-- DIRECTIONS --
Find all lines in the listing that include the word "simple", then copy them.

★ ★ ★

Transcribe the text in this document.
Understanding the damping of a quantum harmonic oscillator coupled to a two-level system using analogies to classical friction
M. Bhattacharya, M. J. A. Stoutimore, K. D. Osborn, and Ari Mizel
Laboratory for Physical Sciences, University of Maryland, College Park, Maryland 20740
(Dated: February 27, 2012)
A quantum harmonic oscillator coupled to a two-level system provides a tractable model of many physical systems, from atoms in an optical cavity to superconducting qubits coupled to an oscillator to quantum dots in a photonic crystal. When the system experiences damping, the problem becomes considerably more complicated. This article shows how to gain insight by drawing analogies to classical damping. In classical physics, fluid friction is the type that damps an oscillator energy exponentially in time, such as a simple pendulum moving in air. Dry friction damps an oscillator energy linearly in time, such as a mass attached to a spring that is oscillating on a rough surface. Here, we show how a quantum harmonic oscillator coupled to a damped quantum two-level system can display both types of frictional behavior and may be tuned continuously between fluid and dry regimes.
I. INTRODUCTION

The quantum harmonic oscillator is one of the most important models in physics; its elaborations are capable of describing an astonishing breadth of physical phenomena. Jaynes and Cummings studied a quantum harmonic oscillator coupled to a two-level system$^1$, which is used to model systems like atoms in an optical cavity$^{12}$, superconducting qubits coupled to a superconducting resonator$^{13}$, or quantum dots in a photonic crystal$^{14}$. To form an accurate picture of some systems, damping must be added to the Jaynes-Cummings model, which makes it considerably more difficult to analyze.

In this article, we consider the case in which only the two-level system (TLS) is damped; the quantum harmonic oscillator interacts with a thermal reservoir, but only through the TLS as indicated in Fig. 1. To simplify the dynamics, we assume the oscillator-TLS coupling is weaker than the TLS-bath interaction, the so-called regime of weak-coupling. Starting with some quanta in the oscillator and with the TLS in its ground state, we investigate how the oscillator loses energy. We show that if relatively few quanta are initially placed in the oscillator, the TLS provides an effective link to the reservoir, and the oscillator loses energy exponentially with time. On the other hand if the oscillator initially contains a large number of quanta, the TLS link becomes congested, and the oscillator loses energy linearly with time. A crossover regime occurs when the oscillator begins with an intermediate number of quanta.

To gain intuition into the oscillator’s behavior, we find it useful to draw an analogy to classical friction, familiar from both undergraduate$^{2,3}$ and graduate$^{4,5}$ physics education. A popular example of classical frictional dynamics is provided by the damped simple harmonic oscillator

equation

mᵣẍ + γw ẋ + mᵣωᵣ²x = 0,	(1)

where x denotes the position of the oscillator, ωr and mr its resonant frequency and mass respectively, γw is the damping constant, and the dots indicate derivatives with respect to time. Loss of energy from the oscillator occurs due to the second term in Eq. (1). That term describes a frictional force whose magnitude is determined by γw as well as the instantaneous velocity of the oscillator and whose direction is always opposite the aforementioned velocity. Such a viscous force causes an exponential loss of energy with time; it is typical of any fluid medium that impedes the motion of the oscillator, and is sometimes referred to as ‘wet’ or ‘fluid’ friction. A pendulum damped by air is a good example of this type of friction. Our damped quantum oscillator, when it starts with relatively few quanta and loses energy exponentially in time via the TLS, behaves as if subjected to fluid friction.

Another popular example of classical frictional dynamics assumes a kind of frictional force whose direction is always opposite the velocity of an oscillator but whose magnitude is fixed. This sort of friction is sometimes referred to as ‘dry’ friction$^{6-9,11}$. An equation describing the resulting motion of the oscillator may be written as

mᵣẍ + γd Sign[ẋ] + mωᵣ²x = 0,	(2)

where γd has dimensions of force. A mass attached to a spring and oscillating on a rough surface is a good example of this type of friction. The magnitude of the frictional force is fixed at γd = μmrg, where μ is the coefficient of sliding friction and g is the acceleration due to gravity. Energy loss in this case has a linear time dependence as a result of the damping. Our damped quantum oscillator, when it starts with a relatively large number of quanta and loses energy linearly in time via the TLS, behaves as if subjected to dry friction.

★ ★ ★

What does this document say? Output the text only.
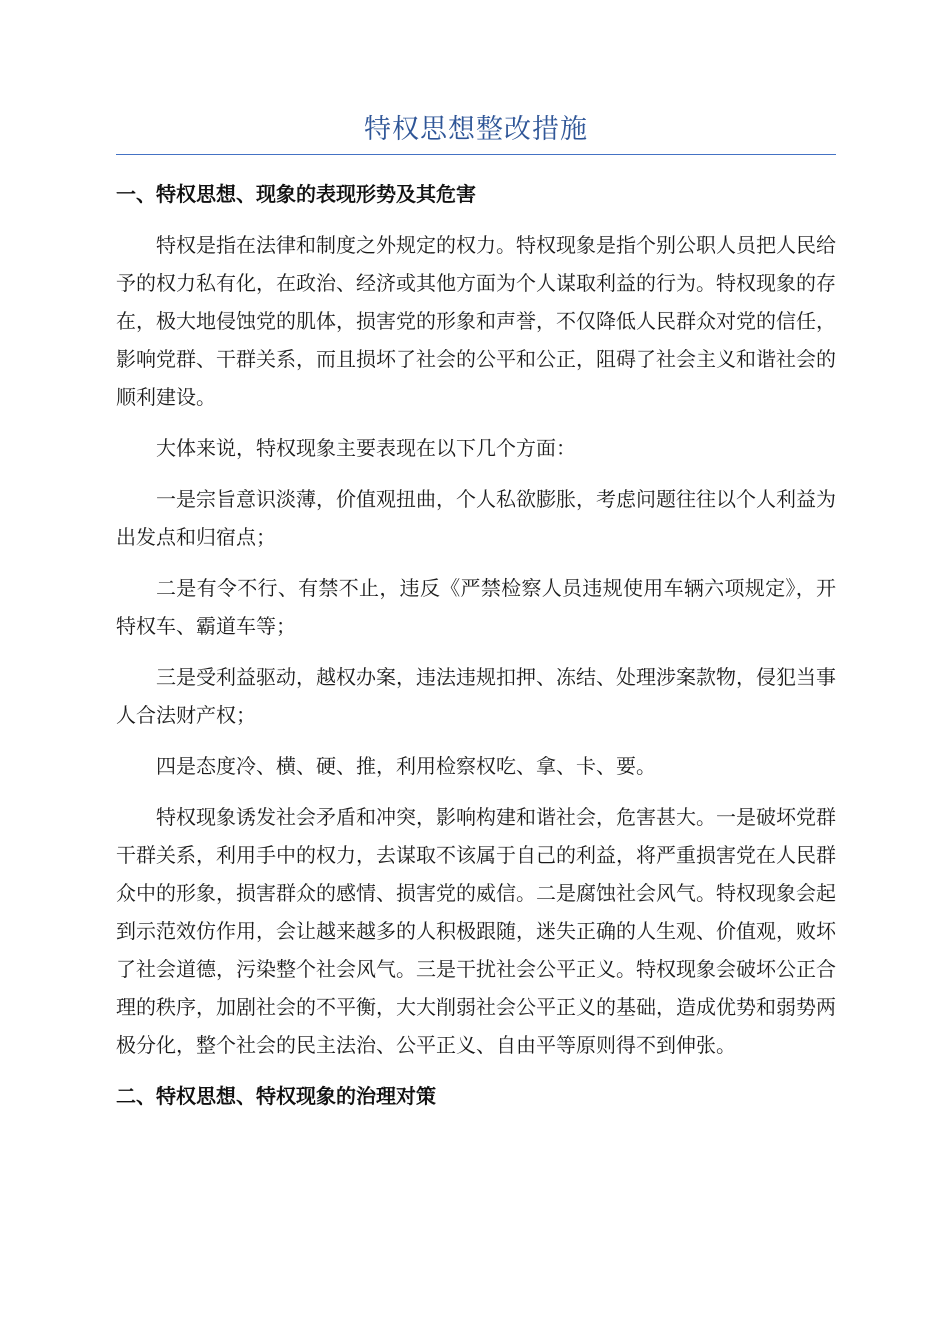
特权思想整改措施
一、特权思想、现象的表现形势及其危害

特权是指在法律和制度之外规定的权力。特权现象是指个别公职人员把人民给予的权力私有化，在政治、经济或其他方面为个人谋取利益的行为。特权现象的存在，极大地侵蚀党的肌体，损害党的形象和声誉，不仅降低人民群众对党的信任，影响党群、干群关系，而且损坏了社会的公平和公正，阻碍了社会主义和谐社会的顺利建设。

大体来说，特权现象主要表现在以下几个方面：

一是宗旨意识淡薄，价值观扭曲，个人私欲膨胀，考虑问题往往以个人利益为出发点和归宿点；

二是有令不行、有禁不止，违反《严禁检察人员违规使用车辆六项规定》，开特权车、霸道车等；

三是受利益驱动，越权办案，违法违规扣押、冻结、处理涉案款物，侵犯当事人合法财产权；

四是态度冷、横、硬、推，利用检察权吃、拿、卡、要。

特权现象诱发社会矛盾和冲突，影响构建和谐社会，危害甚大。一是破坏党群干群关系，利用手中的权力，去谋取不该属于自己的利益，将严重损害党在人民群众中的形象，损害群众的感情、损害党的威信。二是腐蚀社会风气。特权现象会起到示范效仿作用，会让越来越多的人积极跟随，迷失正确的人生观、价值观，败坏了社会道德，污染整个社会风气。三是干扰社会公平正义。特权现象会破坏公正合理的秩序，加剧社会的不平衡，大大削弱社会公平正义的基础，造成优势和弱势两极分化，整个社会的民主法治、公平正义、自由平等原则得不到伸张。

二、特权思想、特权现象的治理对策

★ ★ ★

-- THE RESPONSE --
A quantum harmonic oscillator coupled to a two-level system provides a tractable model of many physical systems, from atoms in an optical cavity to superconducting qubits coupled to an oscillator to quantum dots in a photonic crystal. When the system experiences damping, the problem becomes considerably more complicated. This article shows how to gain insight by drawing analogies to classical damping. In classical physics, fluid friction is the type that damps an oscillator energy exponentially in time, such as a simple pendulum moving in air. Dry friction damps an oscillator energy linearly in time, such as a mass attached to a spring that is oscillating on a rough surface. Here, we show how a quantum harmonic oscillator coupled to a damped quantum two-level system can display both types of frictional behavior and may be tuned continuously between fluid and dry regimes.
To gain intuition into the oscillator’s behavior, we find it useful to draw an analogy to classical friction, familiar from both undergraduate$^{2,3}$ and graduate$^{4,5}$ physics education. A popular example of classical frictional dynamics is provided by the damped simple harmonic oscillator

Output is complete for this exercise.